WORK TO BE COMPLETED
Exactly as they appear, output all of the records. Skip any images.

Dataset listings of figures
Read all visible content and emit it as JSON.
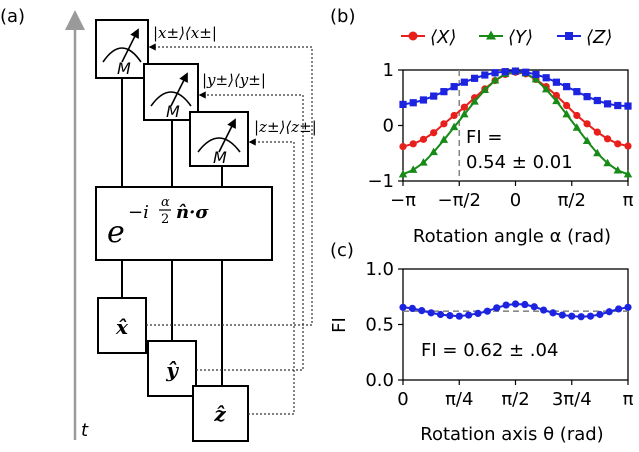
{
  "circuit": {
    "panel_label": "(a)",
    "time_label": "t",
    "meter_label": "M",
    "proj_x": "|x±⟩⟨x±|",
    "proj_y": "|y±⟩⟨y±|",
    "proj_z": "|z±⟩⟨z±|",
    "gate_base": "e",
    "gate_exponent": "−i α/2 n̂·σ",
    "gate_sign": "−i",
    "gate_frac_num": "α",
    "gate_frac_den": "2",
    "gate_vec": "n̂·σ",
    "input_x": "x̂",
    "input_y": "ŷ",
    "input_z": "ẑ"
  },
  "chart_data": [
    {
      "panel_label": "(b)",
      "type": "line",
      "xlabel": "Rotation angle α (rad)",
      "ylabel": "",
      "xlim": [
        -3.14159,
        3.14159
      ],
      "ylim": [
        -1.0,
        1.0
      ],
      "xticks": [
        {
          "value": -3.14159,
          "label": "−π"
        },
        {
          "value": -1.5708,
          "label": "−π/2"
        },
        {
          "value": 0,
          "label": "0"
        },
        {
          "value": 1.5708,
          "label": "π/2"
        },
        {
          "value": 3.14159,
          "label": "π"
        }
      ],
      "yticks": [
        {
          "value": -1,
          "label": "−1"
        },
        {
          "value": 0,
          "label": "0"
        },
        {
          "value": 1,
          "label": "1"
        }
      ],
      "vline": {
        "value": -1.5708
      },
      "annotation": "FI = 0.54 ± 0.01",
      "annotation_line1": "FI =",
      "annotation_line2": "0.54 ± 0.01",
      "legend_position": "top",
      "x": [
        -3.1416,
        -2.856,
        -2.5704,
        -2.2848,
        -1.9992,
        -1.7136,
        -1.428,
        -1.1424,
        -0.8568,
        -0.5712,
        -0.2856,
        0.0,
        0.2856,
        0.5712,
        0.8568,
        1.1424,
        1.428,
        1.7136,
        1.9992,
        2.2848,
        2.5704,
        2.856,
        3.1416
      ],
      "series": [
        {
          "name": "⟨X⟩",
          "color": "#e8201c",
          "marker": "circle",
          "values": [
            -0.38,
            -0.33,
            -0.25,
            -0.13,
            0.03,
            0.18,
            0.33,
            0.5,
            0.66,
            0.81,
            0.92,
            0.96,
            0.93,
            0.83,
            0.7,
            0.54,
            0.36,
            0.18,
            0.03,
            -0.12,
            -0.24,
            -0.33,
            -0.37
          ]
        },
        {
          "name": "⟨Y⟩",
          "color": "#178a17",
          "marker": "triangle",
          "values": [
            -0.88,
            -0.8,
            -0.67,
            -0.48,
            -0.26,
            -0.03,
            0.2,
            0.43,
            0.64,
            0.81,
            0.93,
            0.97,
            0.94,
            0.83,
            0.65,
            0.44,
            0.2,
            -0.04,
            -0.28,
            -0.5,
            -0.68,
            -0.81,
            -0.88
          ]
        },
        {
          "name": "⟨Z⟩",
          "color": "#1c24e0",
          "marker": "square",
          "values": [
            0.38,
            0.41,
            0.46,
            0.53,
            0.61,
            0.7,
            0.78,
            0.85,
            0.91,
            0.95,
            0.97,
            0.98,
            0.96,
            0.92,
            0.86,
            0.78,
            0.7,
            0.61,
            0.52,
            0.45,
            0.39,
            0.36,
            0.35
          ]
        }
      ]
    },
    {
      "panel_label": "(c)",
      "type": "line",
      "xlabel": "Rotation axis θ (rad)",
      "ylabel": "FI",
      "xlim": [
        0,
        3.14159
      ],
      "ylim": [
        0.0,
        1.0
      ],
      "xticks": [
        {
          "value": 0,
          "label": "0"
        },
        {
          "value": 0.7854,
          "label": "π/4"
        },
        {
          "value": 1.5708,
          "label": "π/2"
        },
        {
          "value": 2.3562,
          "label": "3π/4"
        },
        {
          "value": 3.14159,
          "label": "π"
        }
      ],
      "yticks": [
        {
          "value": 0.0,
          "label": "0.0"
        },
        {
          "value": 0.5,
          "label": "0.5"
        },
        {
          "value": 1.0,
          "label": "1.0"
        }
      ],
      "hline": {
        "value": 0.62
      },
      "annotation": "FI = 0.62 ± .04",
      "x": [
        0.0,
        0.1309,
        0.2618,
        0.3927,
        0.5236,
        0.6545,
        0.7854,
        0.9163,
        1.0472,
        1.1781,
        1.309,
        1.4399,
        1.5708,
        1.7017,
        1.8326,
        1.9635,
        2.0944,
        2.2253,
        2.3562,
        2.4871,
        2.618,
        2.7489,
        2.8798,
        3.0107,
        3.1416
      ],
      "series": [
        {
          "color": "#1c24e0",
          "marker": "circle",
          "values": [
            0.655,
            0.645,
            0.625,
            0.605,
            0.59,
            0.58,
            0.575,
            0.585,
            0.6,
            0.62,
            0.65,
            0.675,
            0.685,
            0.68,
            0.66,
            0.63,
            0.605,
            0.585,
            0.575,
            0.57,
            0.575,
            0.59,
            0.615,
            0.64,
            0.655
          ]
        }
      ]
    }
  ]
}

COMPLETED TASK
Read all visible content and emit it as JSON.
{
  "circuit": {
    "panel_label": "(a)",
    "time_label": "t",
    "meter_label": "M",
    "proj_x": "|x±⟩⟨x±|",
    "proj_y": "|y±⟩⟨y±|",
    "proj_z": "|z±⟩⟨z±|",
    "gate_base": "e",
    "gate_exponent": "−i α/2 n̂·σ",
    "gate_sign": "−i",
    "gate_frac_num": "α",
    "gate_frac_den": "2",
    "gate_vec": "n̂·σ",
    "input_x": "x̂",
    "input_y": "ŷ",
    "input_z": "ẑ"
  },
  "chart_data": [
    {
      "panel_label": "(b)",
      "type": "line",
      "xlabel": "Rotation angle α (rad)",
      "ylabel": "",
      "xlim": [
        -3.14159,
        3.14159
      ],
      "ylim": [
        -1.0,
        1.0
      ],
      "xticks": [
        {
          "value": -3.14159,
          "label": "−π"
        },
        {
          "value": -1.5708,
          "label": "−π/2"
        },
        {
          "value": 0,
          "label": "0"
        },
        {
          "value": 1.5708,
          "label": "π/2"
        },
        {
          "value": 3.14159,
          "label": "π"
        }
      ],
      "yticks": [
        {
          "value": -1,
          "label": "−1"
        },
        {
          "value": 0,
          "label": "0"
        },
        {
          "value": 1,
          "label": "1"
        }
      ],
      "vline": {
        "value": -1.5708
      },
      "annotation": "FI = 0.54 ± 0.01",
      "annotation_line1": "FI =",
      "annotation_line2": "0.54 ± 0.01",
      "legend_position": "top",
      "x": [
        -3.1416,
        -2.856,
        -2.5704,
        -2.2848,
        -1.9992,
        -1.7136,
        -1.428,
        -1.1424,
        -0.8568,
        -0.5712,
        -0.2856,
        0.0,
        0.2856,
        0.5712,
        0.8568,
        1.1424,
        1.428,
        1.7136,
        1.9992,
        2.2848,
        2.5704,
        2.856,
        3.1416
      ],
      "series": [
        {
          "name": "⟨X⟩",
          "color": "#e8201c",
          "marker": "circle",
          "values": [
            -0.38,
            -0.33,
            -0.25,
            -0.13,
            0.03,
            0.18,
            0.33,
            0.5,
            0.66,
            0.81,
            0.92,
            0.96,
            0.93,
            0.83,
            0.7,
            0.54,
            0.36,
            0.18,
            0.03,
            -0.12,
            -0.24,
            -0.33,
            -0.37
          ]
        },
        {
          "name": "⟨Y⟩",
          "color": "#178a17",
          "marker": "triangle",
          "values": [
            -0.88,
            -0.8,
            -0.67,
            -0.48,
            -0.26,
            -0.03,
            0.2,
            0.43,
            0.64,
            0.81,
            0.93,
            0.97,
            0.94,
            0.83,
            0.65,
            0.44,
            0.2,
            -0.04,
            -0.28,
            -0.5,
            -0.68,
            -0.81,
            -0.88
          ]
        },
        {
          "name": "⟨Z⟩",
          "color": "#1c24e0",
          "marker": "square",
          "values": [
            0.38,
            0.41,
            0.46,
            0.53,
            0.61,
            0.7,
            0.78,
            0.85,
            0.91,
            0.95,
            0.97,
            0.98,
            0.96,
            0.92,
            0.86,
            0.78,
            0.7,
            0.61,
            0.52,
            0.45,
            0.39,
            0.36,
            0.35
          ]
        }
      ]
    },
    {
      "panel_label": "(c)",
      "type": "line",
      "xlabel": "Rotation axis θ (rad)",
      "ylabel": "FI",
      "xlim": [
        0,
        3.14159
      ],
      "ylim": [
        0.0,
        1.0
      ],
      "xticks": [
        {
          "value": 0,
          "label": "0"
        },
        {
          "value": 0.7854,
          "label": "π/4"
        },
        {
          "value": 1.5708,
          "label": "π/2"
        },
        {
          "value": 2.3562,
          "label": "3π/4"
        },
        {
          "value": 3.14159,
          "label": "π"
        }
      ],
      "yticks": [
        {
          "value": 0.0,
          "label": "0.0"
        },
        {
          "value": 0.5,
          "label": "0.5"
        },
        {
          "value": 1.0,
          "label": "1.0"
        }
      ],
      "hline": {
        "value": 0.62
      },
      "annotation": "FI = 0.62 ± .04",
      "x": [
        0.0,
        0.1309,
        0.2618,
        0.3927,
        0.5236,
        0.6545,
        0.7854,
        0.9163,
        1.0472,
        1.1781,
        1.309,
        1.4399,
        1.5708,
        1.7017,
        1.8326,
        1.9635,
        2.0944,
        2.2253,
        2.3562,
        2.4871,
        2.618,
        2.7489,
        2.8798,
        3.0107,
        3.1416
      ],
      "series": [
        {
          "color": "#1c24e0",
          "marker": "circle",
          "values": [
            0.655,
            0.645,
            0.625,
            0.605,
            0.59,
            0.58,
            0.575,
            0.585,
            0.6,
            0.62,
            0.65,
            0.675,
            0.685,
            0.68,
            0.66,
            0.63,
            0.605,
            0.585,
            0.575,
            0.57,
            0.575,
            0.59,
            0.615,
            0.64,
            0.655
          ]
        }
      ]
    }
  ]
}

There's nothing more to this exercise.